• _Given problem_
Each line of the material must be returned exactly.

──────── Data for processing ────────

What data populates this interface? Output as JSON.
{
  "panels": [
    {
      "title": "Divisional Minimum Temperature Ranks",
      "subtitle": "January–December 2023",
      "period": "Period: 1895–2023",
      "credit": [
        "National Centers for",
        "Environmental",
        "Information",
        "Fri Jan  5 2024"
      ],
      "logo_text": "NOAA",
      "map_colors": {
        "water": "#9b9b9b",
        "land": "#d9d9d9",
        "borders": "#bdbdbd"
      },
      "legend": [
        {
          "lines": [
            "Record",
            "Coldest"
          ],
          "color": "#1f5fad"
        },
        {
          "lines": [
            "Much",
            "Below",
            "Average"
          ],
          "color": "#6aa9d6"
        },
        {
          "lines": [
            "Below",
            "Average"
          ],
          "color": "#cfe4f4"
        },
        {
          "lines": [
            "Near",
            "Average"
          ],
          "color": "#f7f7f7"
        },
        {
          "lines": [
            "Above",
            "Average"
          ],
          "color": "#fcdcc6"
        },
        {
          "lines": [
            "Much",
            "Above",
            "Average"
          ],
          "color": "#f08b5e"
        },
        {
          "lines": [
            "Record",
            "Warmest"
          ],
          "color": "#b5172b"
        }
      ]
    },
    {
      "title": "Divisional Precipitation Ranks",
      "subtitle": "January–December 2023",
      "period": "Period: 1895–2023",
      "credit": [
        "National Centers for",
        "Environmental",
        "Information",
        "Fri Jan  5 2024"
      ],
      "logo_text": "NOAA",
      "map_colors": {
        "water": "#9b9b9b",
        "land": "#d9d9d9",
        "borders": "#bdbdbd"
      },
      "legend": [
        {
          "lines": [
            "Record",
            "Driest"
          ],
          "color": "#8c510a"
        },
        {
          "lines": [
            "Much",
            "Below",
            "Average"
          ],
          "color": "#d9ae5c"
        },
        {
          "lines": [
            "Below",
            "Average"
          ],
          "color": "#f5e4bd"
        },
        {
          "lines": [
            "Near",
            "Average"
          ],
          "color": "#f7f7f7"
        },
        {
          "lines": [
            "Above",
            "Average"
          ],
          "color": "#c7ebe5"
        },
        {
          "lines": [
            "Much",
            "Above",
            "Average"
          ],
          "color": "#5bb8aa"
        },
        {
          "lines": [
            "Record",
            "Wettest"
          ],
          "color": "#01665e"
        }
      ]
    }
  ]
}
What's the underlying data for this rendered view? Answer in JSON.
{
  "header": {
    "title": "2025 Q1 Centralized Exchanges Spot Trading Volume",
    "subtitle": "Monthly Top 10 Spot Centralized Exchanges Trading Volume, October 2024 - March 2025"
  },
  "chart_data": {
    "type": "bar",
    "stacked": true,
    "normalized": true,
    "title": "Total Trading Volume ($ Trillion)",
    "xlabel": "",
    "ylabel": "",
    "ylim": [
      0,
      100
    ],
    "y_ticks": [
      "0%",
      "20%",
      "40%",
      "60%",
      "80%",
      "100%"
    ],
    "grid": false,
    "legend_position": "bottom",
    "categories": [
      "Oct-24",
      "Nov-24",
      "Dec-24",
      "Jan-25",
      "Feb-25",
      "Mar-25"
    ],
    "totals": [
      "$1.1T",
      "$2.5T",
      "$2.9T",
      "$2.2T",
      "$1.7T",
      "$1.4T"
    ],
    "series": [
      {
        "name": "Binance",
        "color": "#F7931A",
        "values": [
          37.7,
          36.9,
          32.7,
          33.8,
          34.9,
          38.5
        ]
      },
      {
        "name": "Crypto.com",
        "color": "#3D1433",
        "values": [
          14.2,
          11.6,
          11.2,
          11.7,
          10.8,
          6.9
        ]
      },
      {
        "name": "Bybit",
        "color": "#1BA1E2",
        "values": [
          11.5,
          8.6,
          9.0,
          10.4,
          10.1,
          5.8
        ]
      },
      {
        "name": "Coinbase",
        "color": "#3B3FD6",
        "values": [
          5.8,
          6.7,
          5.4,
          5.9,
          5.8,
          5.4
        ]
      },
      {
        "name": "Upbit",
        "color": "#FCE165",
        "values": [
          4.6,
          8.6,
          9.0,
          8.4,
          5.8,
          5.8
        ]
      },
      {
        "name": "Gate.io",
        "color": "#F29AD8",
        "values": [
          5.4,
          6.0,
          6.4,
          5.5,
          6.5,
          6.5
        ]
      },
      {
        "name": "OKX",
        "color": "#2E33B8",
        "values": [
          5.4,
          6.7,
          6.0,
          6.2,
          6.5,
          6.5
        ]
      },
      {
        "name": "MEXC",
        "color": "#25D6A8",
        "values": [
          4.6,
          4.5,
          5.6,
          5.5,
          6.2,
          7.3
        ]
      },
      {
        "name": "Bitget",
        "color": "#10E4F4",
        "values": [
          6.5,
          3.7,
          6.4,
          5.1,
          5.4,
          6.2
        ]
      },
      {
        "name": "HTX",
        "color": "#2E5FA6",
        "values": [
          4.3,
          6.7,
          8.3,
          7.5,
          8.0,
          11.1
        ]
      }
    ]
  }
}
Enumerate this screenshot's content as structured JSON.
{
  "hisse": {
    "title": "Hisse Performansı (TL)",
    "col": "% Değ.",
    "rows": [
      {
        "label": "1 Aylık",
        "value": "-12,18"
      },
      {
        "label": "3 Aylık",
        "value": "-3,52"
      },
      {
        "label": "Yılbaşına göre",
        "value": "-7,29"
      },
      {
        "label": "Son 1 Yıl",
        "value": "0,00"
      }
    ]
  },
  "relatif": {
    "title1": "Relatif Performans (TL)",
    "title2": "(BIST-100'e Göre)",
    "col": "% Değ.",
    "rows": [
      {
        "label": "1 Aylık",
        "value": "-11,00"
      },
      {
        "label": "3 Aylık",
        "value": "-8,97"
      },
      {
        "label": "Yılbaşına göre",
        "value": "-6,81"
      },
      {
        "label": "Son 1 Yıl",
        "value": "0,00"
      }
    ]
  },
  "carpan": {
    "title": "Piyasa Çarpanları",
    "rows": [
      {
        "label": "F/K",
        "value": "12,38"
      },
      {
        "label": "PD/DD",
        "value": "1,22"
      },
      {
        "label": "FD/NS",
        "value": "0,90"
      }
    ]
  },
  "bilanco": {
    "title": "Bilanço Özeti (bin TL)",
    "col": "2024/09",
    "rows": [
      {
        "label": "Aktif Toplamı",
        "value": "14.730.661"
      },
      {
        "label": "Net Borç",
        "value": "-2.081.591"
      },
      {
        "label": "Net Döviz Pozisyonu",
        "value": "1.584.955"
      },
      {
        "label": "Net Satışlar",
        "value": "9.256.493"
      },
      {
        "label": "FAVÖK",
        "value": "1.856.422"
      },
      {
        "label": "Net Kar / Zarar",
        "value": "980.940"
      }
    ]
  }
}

────────

• _Full output_
What data populates this interface? Output as JSON.
{
  "panels": [
    {
      "title": "Divisional Minimum Temperature Ranks",
      "subtitle": "January–December 2023",
      "period": "Period: 1895–2023",
      "credit": [
        "National Centers for",
        "Environmental",
        "Information",
        "Fri Jan  5 2024"
      ],
      "logo_text": "NOAA",
      "map_colors": {
        "water": "#9b9b9b",
        "land": "#d9d9d9",
        "borders": "#bdbdbd"
      },
      "legend": [
        {
          "lines": [
            "Record",
            "Coldest"
          ],
          "color": "#1f5fad"
        },
        {
          "lines": [
            "Much",
            "Below",
            "Average"
          ],
          "color": "#6aa9d6"
        },
        {
          "lines": [
            "Below",
            "Average"
          ],
          "color": "#cfe4f4"
        },
        {
          "lines": [
            "Near",
            "Average"
          ],
          "color": "#f7f7f7"
        },
        {
          "lines": [
            "Above",
            "Average"
          ],
          "color": "#fcdcc6"
        },
        {
          "lines": [
            "Much",
            "Above",
            "Average"
          ],
          "color": "#f08b5e"
        },
        {
          "lines": [
            "Record",
            "Warmest"
          ],
          "color": "#b5172b"
        }
      ]
    },
    {
      "title": "Divisional Precipitation Ranks",
      "subtitle": "January–December 2023",
      "period": "Period: 1895–2023",
      "credit": [
        "National Centers for",
        "Environmental",
        "Information",
        "Fri Jan  5 2024"
      ],
      "logo_text": "NOAA",
      "map_colors": {
        "water": "#9b9b9b",
        "land": "#d9d9d9",
        "borders": "#bdbdbd"
      },
      "legend": [
        {
          "lines": [
            "Record",
            "Driest"
          ],
          "color": "#8c510a"
        },
        {
          "lines": [
            "Much",
            "Below",
            "Average"
          ],
          "color": "#d9ae5c"
        },
        {
          "lines": [
            "Below",
            "Average"
          ],
          "color": "#f5e4bd"
        },
        {
          "lines": [
            "Near",
            "Average"
          ],
          "color": "#f7f7f7"
        },
        {
          "lines": [
            "Above",
            "Average"
          ],
          "color": "#c7ebe5"
        },
        {
          "lines": [
            "Much",
            "Above",
            "Average"
          ],
          "color": "#5bb8aa"
        },
        {
          "lines": [
            "Record",
            "Wettest"
          ],
          "color": "#01665e"
        }
      ]
    }
  ]
}
What's the underlying data for this rendered view? Answer in JSON.
{
  "header": {
    "title": "2025 Q1 Centralized Exchanges Spot Trading Volume",
    "subtitle": "Monthly Top 10 Spot Centralized Exchanges Trading Volume, October 2024 - March 2025"
  },
  "chart_data": {
    "type": "bar",
    "stacked": true,
    "normalized": true,
    "title": "Total Trading Volume ($ Trillion)",
    "xlabel": "",
    "ylabel": "",
    "ylim": [
      0,
      100
    ],
    "y_ticks": [
      "0%",
      "20%",
      "40%",
      "60%",
      "80%",
      "100%"
    ],
    "grid": false,
    "legend_position": "bottom",
    "categories": [
      "Oct-24",
      "Nov-24",
      "Dec-24",
      "Jan-25",
      "Feb-25",
      "Mar-25"
    ],
    "totals": [
      "$1.1T",
      "$2.5T",
      "$2.9T",
      "$2.2T",
      "$1.7T",
      "$1.4T"
    ],
    "series": [
      {
        "name": "Binance",
        "color": "#F7931A",
        "values": [
          37.7,
          36.9,
          32.7,
          33.8,
          34.9,
          38.5
        ]
      },
      {
        "name": "Crypto.com",
        "color": "#3D1433",
        "values": [
          14.2,
          11.6,
          11.2,
          11.7,
          10.8,
          6.9
        ]
      },
      {
        "name": "Bybit",
        "color": "#1BA1E2",
        "values": [
          11.5,
          8.6,
          9.0,
          10.4,
          10.1,
          5.8
        ]
      },
      {
        "name": "Coinbase",
        "color": "#3B3FD6",
        "values": [
          5.8,
          6.7,
          5.4,
          5.9,
          5.8,
          5.4
        ]
      },
      {
        "name": "Upbit",
        "color": "#FCE165",
        "values": [
          4.6,
          8.6,
          9.0,
          8.4,
          5.8,
          5.8
        ]
      },
      {
        "name": "Gate.io",
        "color": "#F29AD8",
        "values": [
          5.4,
          6.0,
          6.4,
          5.5,
          6.5,
          6.5
        ]
      },
      {
        "name": "OKX",
        "color": "#2E33B8",
        "values": [
          5.4,
          6.7,
          6.0,
          6.2,
          6.5,
          6.5
        ]
      },
      {
        "name": "MEXC",
        "color": "#25D6A8",
        "values": [
          4.6,
          4.5,
          5.6,
          5.5,
          6.2,
          7.3
        ]
      },
      {
        "name": "Bitget",
        "color": "#10E4F4",
        "values": [
          6.5,
          3.7,
          6.4,
          5.1,
          5.4,
          6.2
        ]
      },
      {
        "name": "HTX",
        "color": "#2E5FA6",
        "values": [
          4.3,
          6.7,
          8.3,
          7.5,
          8.0,
          11.1
        ]
      }
    ]
  }
}
Enumerate this screenshot's content as structured JSON.
{
  "hisse": {
    "title": "Hisse Performansı (TL)",
    "col": "% Değ.",
    "rows": [
      {
        "label": "1 Aylık",
        "value": "-12,18"
      },
      {
        "label": "3 Aylık",
        "value": "-3,52"
      },
      {
        "label": "Yılbaşına göre",
        "value": "-7,29"
      },
      {
        "label": "Son 1 Yıl",
        "value": "0,00"
      }
    ]
  },
  "relatif": {
    "title1": "Relatif Performans (TL)",
    "title2": "(BIST-100'e Göre)",
    "col": "% Değ.",
    "rows": [
      {
        "label": "1 Aylık",
        "value": "-11,00"
      },
      {
        "label": "3 Aylık",
        "value": "-8,97"
      },
      {
        "label": "Yılbaşına göre",
        "value": "-6,81"
      },
      {
        "label": "Son 1 Yıl",
        "value": "0,00"
      }
    ]
  },
  "carpan": {
    "title": "Piyasa Çarpanları",
    "rows": [
      {
        "label": "F/K",
        "value": "12,38"
      },
      {
        "label": "PD/DD",
        "value": "1,22"
      },
      {
        "label": "FD/NS",
        "value": "0,90"
      }
    ]
  },
  "bilanco": {
    "title": "Bilanço Özeti (bin TL)",
    "col": "2024/09",
    "rows": [
      {
        "label": "Aktif Toplamı",
        "value": "14.730.661"
      },
      {
        "label": "Net Borç",
        "value": "-2.081.591"
      },
      {
        "label": "Net Döviz Pozisyonu",
        "value": "1.584.955"
      },
      {
        "label": "Net Satışlar",
        "value": "9.256.493"
      },
      {
        "label": "FAVÖK",
        "value": "1.856.422"
      },
      {
        "label": "Net Kar / Zarar",
        "value": "980.940"
      }
    ]
  }
}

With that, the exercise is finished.